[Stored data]
:::

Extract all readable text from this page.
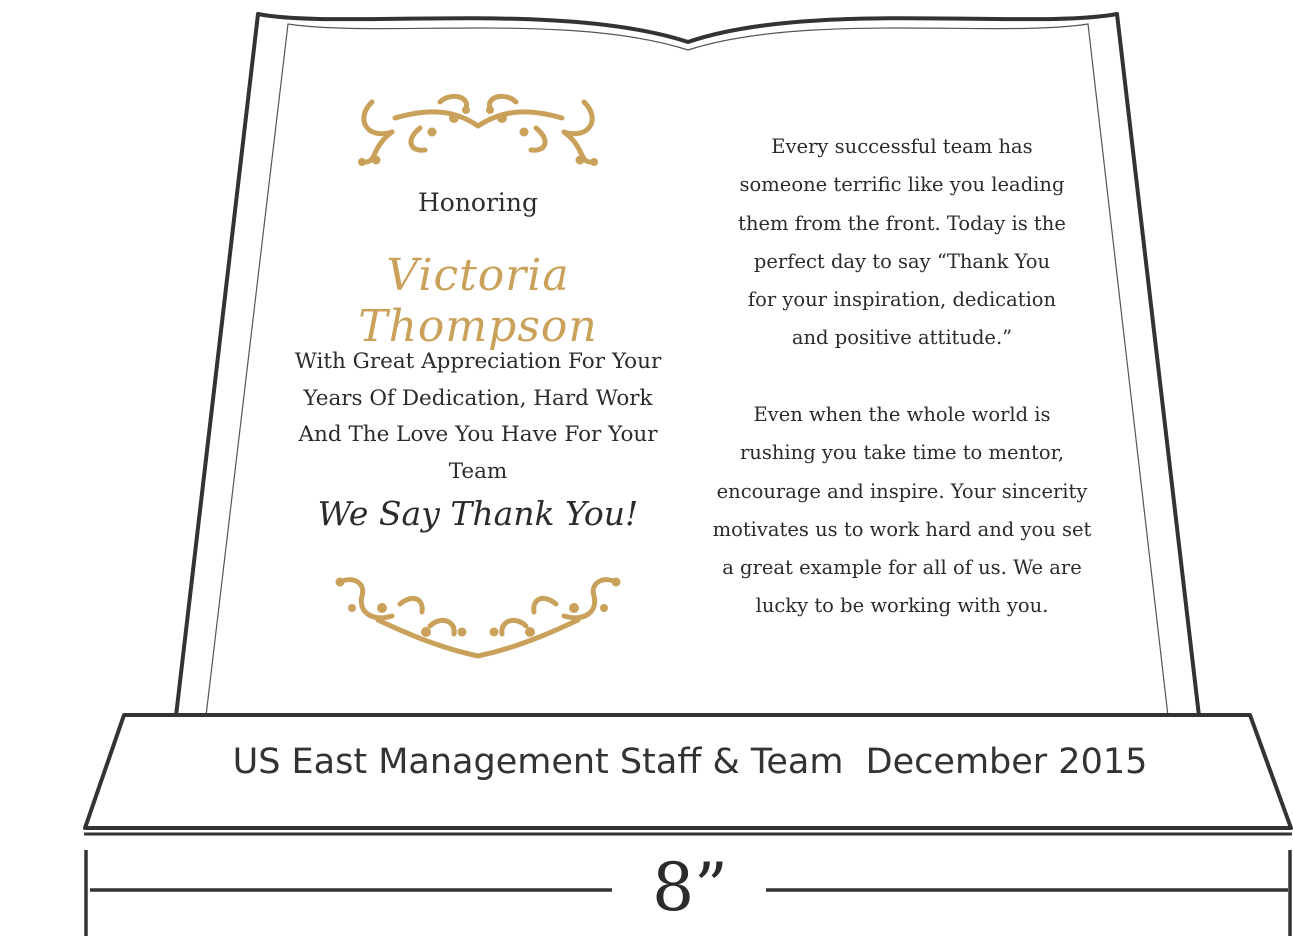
Honoring
Victoria Thompson
With Great Appreciation For Your
Years Of Dedication, Hard Work
And The Love You Have For Your Team
We Say Thank You!
Every successful team has
someone terrific like you leading
them from the front. Today is the
perfect day to say “Thank You
for your inspiration, dedication
and positive attitude.”
Even when the whole world is
rushing you take time to mentor,
encourage and inspire. Your sincerity
motivates us to work hard and you set
a great example for all of us. We are
lucky to be working with you.
US East Management Staff & Team  December 2015
8”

:::

> WORK TO DO
Output the data above without changes, apart from leaving out the pictures.

> RESULT FOR THIS TASK
Extract all readable text from this page.
Honoring
Victoria Thompson
With Great Appreciation For Your
Years Of Dedication, Hard Work
And The Love You Have For Your Team
We Say Thank You!
Every successful team has
someone terrific like you leading
them from the front. Today is the
perfect day to say “Thank You
for your inspiration, dedication
and positive attitude.”
Even when the whole world is
rushing you take time to mentor,
encourage and inspire. Your sincerity
motivates us to work hard and you set
a great example for all of us. We are
lucky to be working with you.
US East Management Staff & Team  December 2015
8”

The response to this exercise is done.